Return the material word for word. Do not include pictures.

[Entries from a dataset]
****************************************
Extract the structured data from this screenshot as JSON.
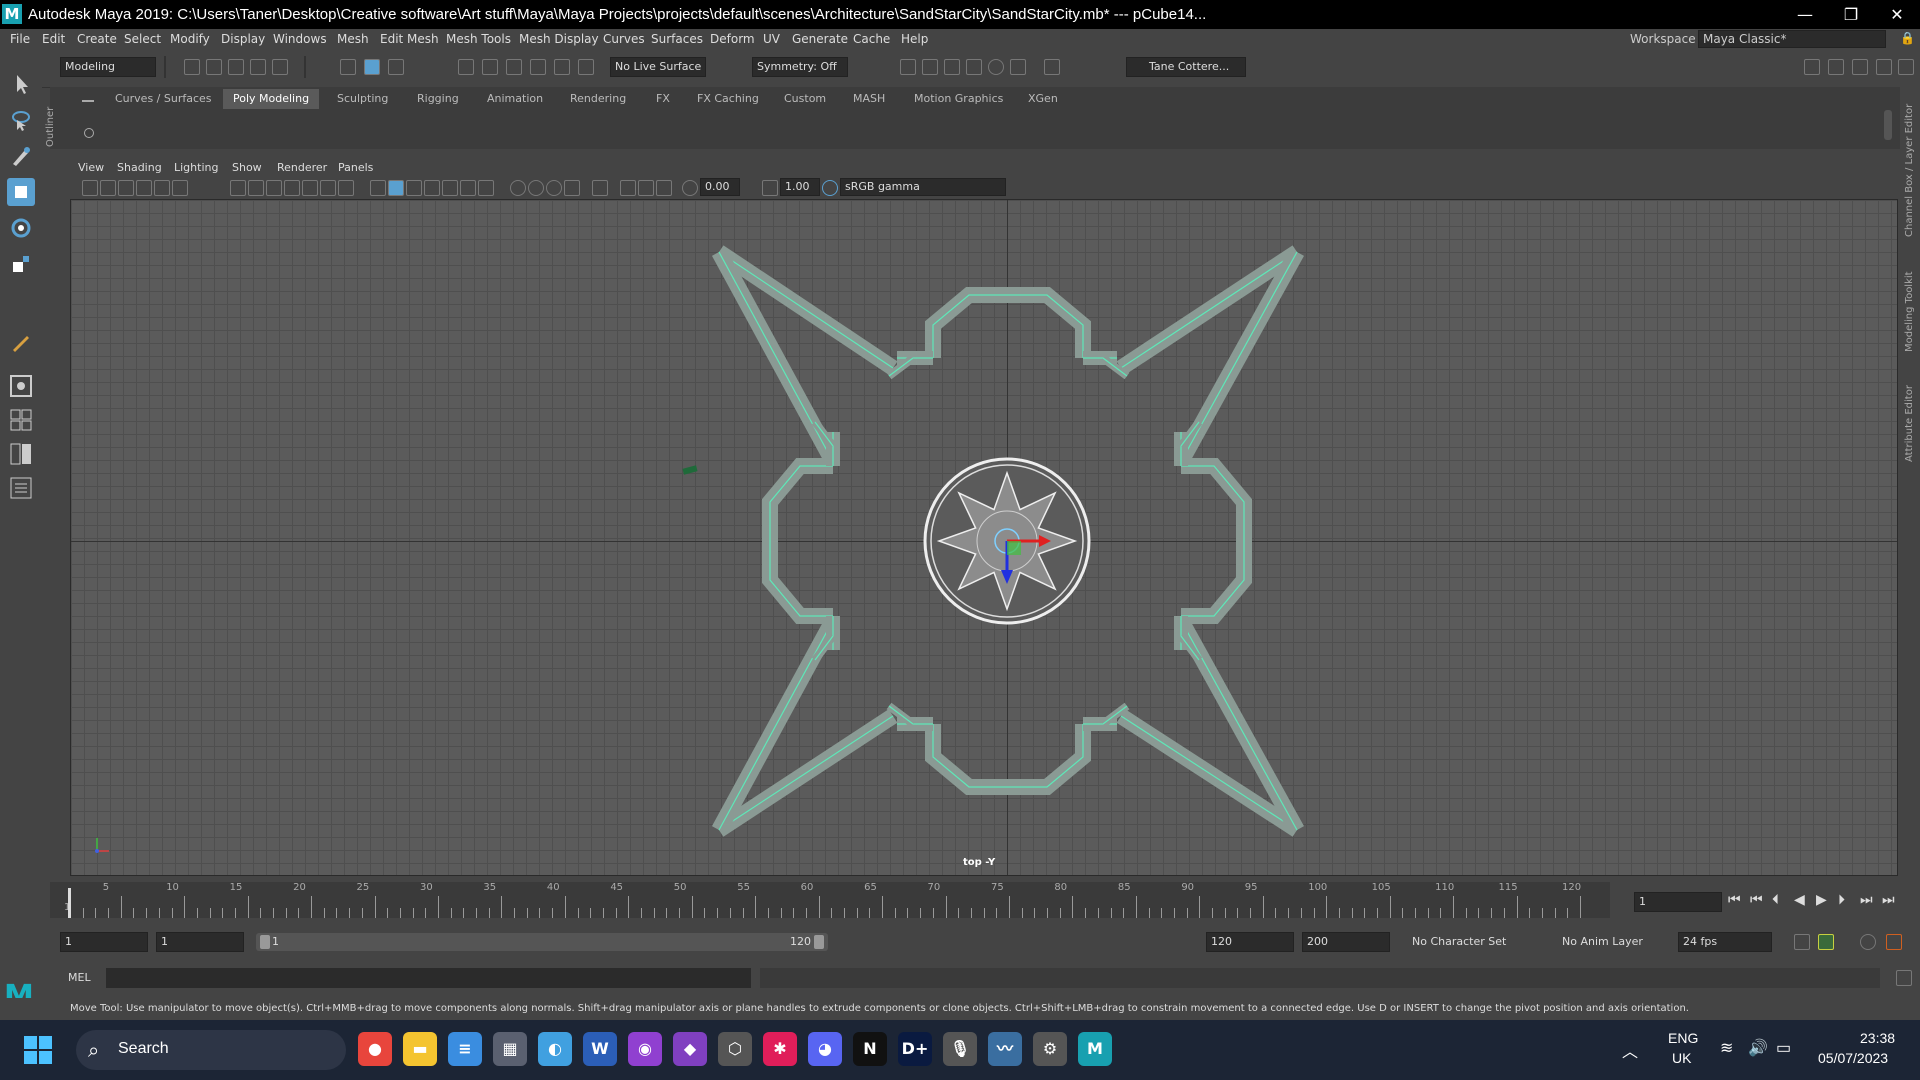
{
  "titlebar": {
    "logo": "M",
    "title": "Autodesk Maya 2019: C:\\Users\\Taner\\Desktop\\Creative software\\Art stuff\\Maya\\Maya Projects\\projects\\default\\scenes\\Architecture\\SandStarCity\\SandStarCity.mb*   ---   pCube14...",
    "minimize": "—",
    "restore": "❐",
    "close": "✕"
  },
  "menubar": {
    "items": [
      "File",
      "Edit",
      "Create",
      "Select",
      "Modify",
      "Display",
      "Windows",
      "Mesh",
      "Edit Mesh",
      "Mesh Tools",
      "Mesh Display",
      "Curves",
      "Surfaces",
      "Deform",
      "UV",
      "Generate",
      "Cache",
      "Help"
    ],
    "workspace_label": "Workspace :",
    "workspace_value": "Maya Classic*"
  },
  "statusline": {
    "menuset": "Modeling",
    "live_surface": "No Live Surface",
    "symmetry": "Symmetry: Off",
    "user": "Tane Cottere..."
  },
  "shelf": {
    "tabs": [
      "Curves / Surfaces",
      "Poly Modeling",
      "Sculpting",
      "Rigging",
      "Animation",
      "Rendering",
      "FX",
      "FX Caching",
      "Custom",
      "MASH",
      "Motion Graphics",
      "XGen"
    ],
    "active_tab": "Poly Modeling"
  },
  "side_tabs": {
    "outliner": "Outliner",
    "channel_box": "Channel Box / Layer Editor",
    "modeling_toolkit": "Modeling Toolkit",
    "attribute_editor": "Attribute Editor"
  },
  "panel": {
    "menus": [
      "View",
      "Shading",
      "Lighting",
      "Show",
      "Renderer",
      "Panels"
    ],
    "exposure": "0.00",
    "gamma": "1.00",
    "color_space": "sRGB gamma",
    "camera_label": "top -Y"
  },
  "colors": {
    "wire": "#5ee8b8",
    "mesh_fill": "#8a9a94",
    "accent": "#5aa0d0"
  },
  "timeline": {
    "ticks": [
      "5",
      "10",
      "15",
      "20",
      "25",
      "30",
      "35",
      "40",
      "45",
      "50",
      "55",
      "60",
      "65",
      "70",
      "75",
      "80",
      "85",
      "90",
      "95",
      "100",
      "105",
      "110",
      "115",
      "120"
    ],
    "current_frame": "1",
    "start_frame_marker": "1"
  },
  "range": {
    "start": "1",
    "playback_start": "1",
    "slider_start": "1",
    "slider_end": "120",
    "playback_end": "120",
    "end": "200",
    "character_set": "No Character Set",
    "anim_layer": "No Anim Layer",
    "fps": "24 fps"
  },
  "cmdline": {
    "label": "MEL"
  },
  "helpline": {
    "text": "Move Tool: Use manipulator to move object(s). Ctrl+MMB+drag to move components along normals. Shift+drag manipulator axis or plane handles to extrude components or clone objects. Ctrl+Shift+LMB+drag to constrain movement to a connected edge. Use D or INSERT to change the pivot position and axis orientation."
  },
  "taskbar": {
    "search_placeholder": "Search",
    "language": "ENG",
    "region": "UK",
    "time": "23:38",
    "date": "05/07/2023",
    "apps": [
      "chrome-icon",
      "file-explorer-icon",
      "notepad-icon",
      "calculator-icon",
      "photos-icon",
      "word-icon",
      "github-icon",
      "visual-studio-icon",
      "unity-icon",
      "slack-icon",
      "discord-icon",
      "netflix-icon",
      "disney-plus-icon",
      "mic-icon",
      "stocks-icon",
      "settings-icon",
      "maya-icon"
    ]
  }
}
****************************************
> Exercise answer:
Extract the structured data from this screenshot as JSON.
{
  "titlebar": {
    "logo": "M",
    "title": "Autodesk Maya 2019: C:\\Users\\Taner\\Desktop\\Creative software\\Art stuff\\Maya\\Maya Projects\\projects\\default\\scenes\\Architecture\\SandStarCity\\SandStarCity.mb*   ---   pCube14...",
    "minimize": "—",
    "restore": "❐",
    "close": "✕"
  },
  "menubar": {
    "items": [
      "File",
      "Edit",
      "Create",
      "Select",
      "Modify",
      "Display",
      "Windows",
      "Mesh",
      "Edit Mesh",
      "Mesh Tools",
      "Mesh Display",
      "Curves",
      "Surfaces",
      "Deform",
      "UV",
      "Generate",
      "Cache",
      "Help"
    ],
    "workspace_label": "Workspace :",
    "workspace_value": "Maya Classic*"
  },
  "statusline": {
    "menuset": "Modeling",
    "live_surface": "No Live Surface",
    "symmetry": "Symmetry: Off",
    "user": "Tane Cottere..."
  },
  "shelf": {
    "tabs": [
      "Curves / Surfaces",
      "Poly Modeling",
      "Sculpting",
      "Rigging",
      "Animation",
      "Rendering",
      "FX",
      "FX Caching",
      "Custom",
      "MASH",
      "Motion Graphics",
      "XGen"
    ],
    "active_tab": "Poly Modeling"
  },
  "side_tabs": {
    "outliner": "Outliner",
    "channel_box": "Channel Box / Layer Editor",
    "modeling_toolkit": "Modeling Toolkit",
    "attribute_editor": "Attribute Editor"
  },
  "panel": {
    "menus": [
      "View",
      "Shading",
      "Lighting",
      "Show",
      "Renderer",
      "Panels"
    ],
    "exposure": "0.00",
    "gamma": "1.00",
    "color_space": "sRGB gamma",
    "camera_label": "top -Y"
  },
  "colors": {
    "wire": "#5ee8b8",
    "mesh_fill": "#8a9a94",
    "accent": "#5aa0d0"
  },
  "timeline": {
    "ticks": [
      "5",
      "10",
      "15",
      "20",
      "25",
      "30",
      "35",
      "40",
      "45",
      "50",
      "55",
      "60",
      "65",
      "70",
      "75",
      "80",
      "85",
      "90",
      "95",
      "100",
      "105",
      "110",
      "115",
      "120"
    ],
    "current_frame": "1",
    "start_frame_marker": "1"
  },
  "range": {
    "start": "1",
    "playback_start": "1",
    "slider_start": "1",
    "slider_end": "120",
    "playback_end": "120",
    "end": "200",
    "character_set": "No Character Set",
    "anim_layer": "No Anim Layer",
    "fps": "24 fps"
  },
  "cmdline": {
    "label": "MEL"
  },
  "helpline": {
    "text": "Move Tool: Use manipulator to move object(s). Ctrl+MMB+drag to move components along normals. Shift+drag manipulator axis or plane handles to extrude components or clone objects. Ctrl+Shift+LMB+drag to constrain movement to a connected edge. Use D or INSERT to change the pivot position and axis orientation."
  },
  "taskbar": {
    "search_placeholder": "Search",
    "language": "ENG",
    "region": "UK",
    "time": "23:38",
    "date": "05/07/2023",
    "apps": [
      "chrome-icon",
      "file-explorer-icon",
      "notepad-icon",
      "calculator-icon",
      "photos-icon",
      "word-icon",
      "github-icon",
      "visual-studio-icon",
      "unity-icon",
      "slack-icon",
      "discord-icon",
      "netflix-icon",
      "disney-plus-icon",
      "mic-icon",
      "stocks-icon",
      "settings-icon",
      "maya-icon"
    ]
  }
}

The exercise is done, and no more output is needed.